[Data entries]
▼
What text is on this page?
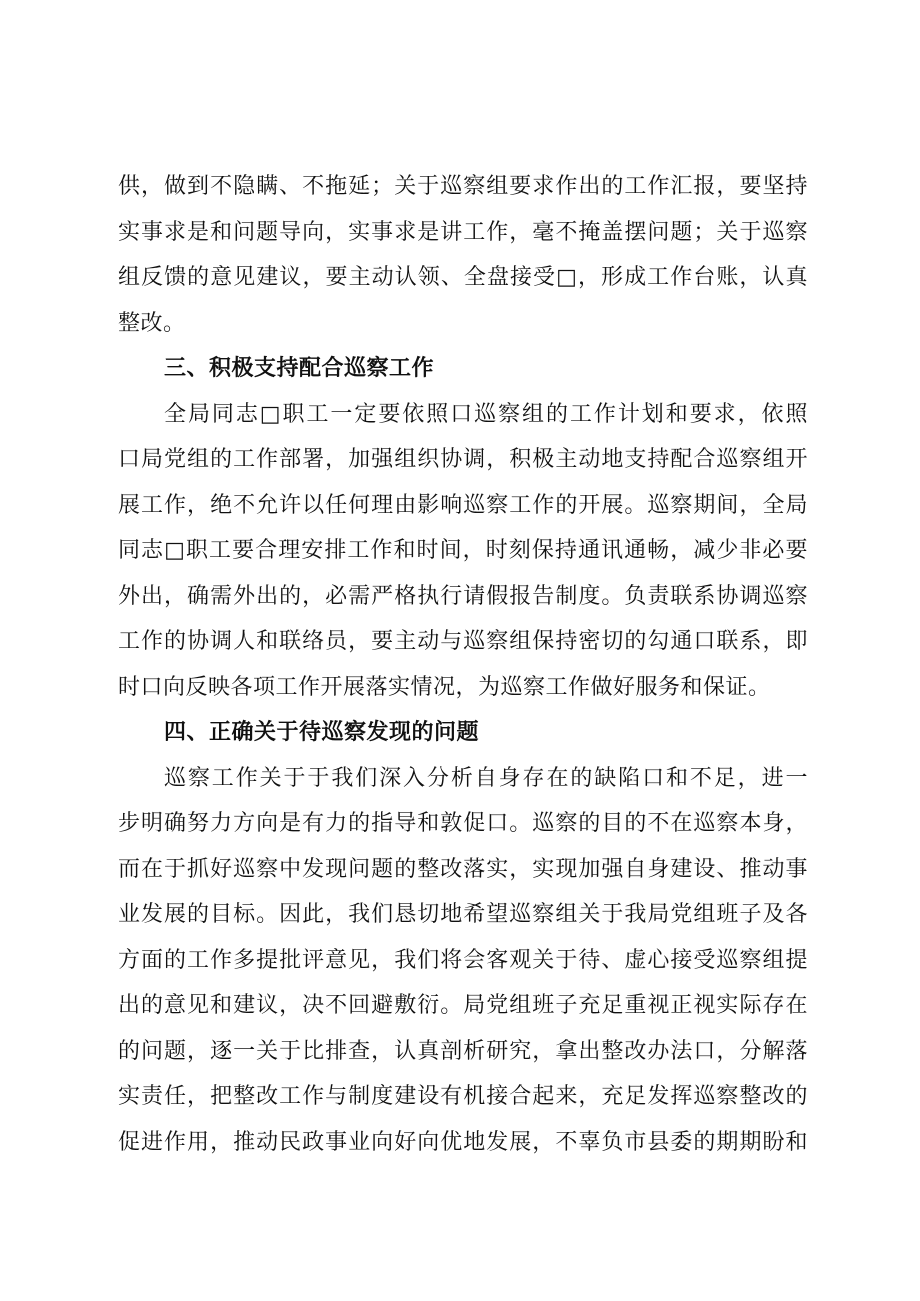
供，做到不隐瞒、不拖延；关于巡察组要求作出的工作汇报，要坚持
实事求是和问题导向，实事求是讲工作，毫不掩盖摆问题；关于巡察
组反馈的意见建议，要主动认领、全盘接受□，形成工作台账，认真
整改。
三、积极支持配合巡察工作
全局同志□职工一定要依照口巡察组的工作计划和要求，依照
口局党组的工作部署，加强组织协调，积极主动地支持配合巡察组开
展工作，绝不允许以任何理由影响巡察工作的开展。巡察期间，全局
同志□职工要合理安排工作和时间，时刻保持通讯通畅，减少非必要
外出，确需外出的，必需严格执行请假报告制度。负责联系协调巡察
工作的协调人和联络员，要主动与巡察组保持密切的勾通口联系，即
时口向反映各项工作开展落实情况，为巡察工作做好服务和保证。
四、正确关于待巡察发现的问题
巡察工作关于于我们深入分析自身存在的缺陷口和不足，进一
步明确努力方向是有力的指导和敦促口。巡察的目的不在巡察本身，
而在于抓好巡察中发现问题的整改落实，实现加强自身建设、推动事
业发展的目标。因此，我们恳切地希望巡察组关于我局党组班子及各
方面的工作多提批评意见，我们将会客观关于待、虚心接受巡察组提
出的意见和建议，决不回避敷衍。局党组班子充足重视正视实际存在
的问题，逐一关于比排查，认真剖析研究，拿出整改办法口，分解落
实责任，把整改工作与制度建设有机接合起来，充足发挥巡察整改的
促进作用，推动民政事业向好向优地发展，不辜负市县委的期期盼和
▲
THE EXERCISE: Write out the whole listing again, exactly, with no pictures.

EXPECTED ANSWER:
What text is on this page?
供，做到不隐瞒、不拖延；关于巡察组要求作出的工作汇报，要坚持
实事求是和问题导向，实事求是讲工作，毫不掩盖摆问题；关于巡察
组反馈的意见建议，要主动认领、全盘接受□，形成工作台账，认真
整改。
三、积极支持配合巡察工作
全局同志□职工一定要依照口巡察组的工作计划和要求，依照
口局党组的工作部署，加强组织协调，积极主动地支持配合巡察组开
展工作，绝不允许以任何理由影响巡察工作的开展。巡察期间，全局
同志□职工要合理安排工作和时间，时刻保持通讯通畅，减少非必要
外出，确需外出的，必需严格执行请假报告制度。负责联系协调巡察
工作的协调人和联络员，要主动与巡察组保持密切的勾通口联系，即
时口向反映各项工作开展落实情况，为巡察工作做好服务和保证。
四、正确关于待巡察发现的问题
巡察工作关于于我们深入分析自身存在的缺陷口和不足，进一
步明确努力方向是有力的指导和敦促口。巡察的目的不在巡察本身，
而在于抓好巡察中发现问题的整改落实，实现加强自身建设、推动事
业发展的目标。因此，我们恳切地希望巡察组关于我局党组班子及各
方面的工作多提批评意见，我们将会客观关于待、虚心接受巡察组提
出的意见和建议，决不回避敷衍。局党组班子充足重视正视实际存在
的问题，逐一关于比排查，认真剖析研究，拿出整改办法口，分解落
实责任，把整改工作与制度建设有机接合起来，充足发挥巡察整改的
促进作用，推动民政事业向好向优地发展，不辜负市县委的期期盼和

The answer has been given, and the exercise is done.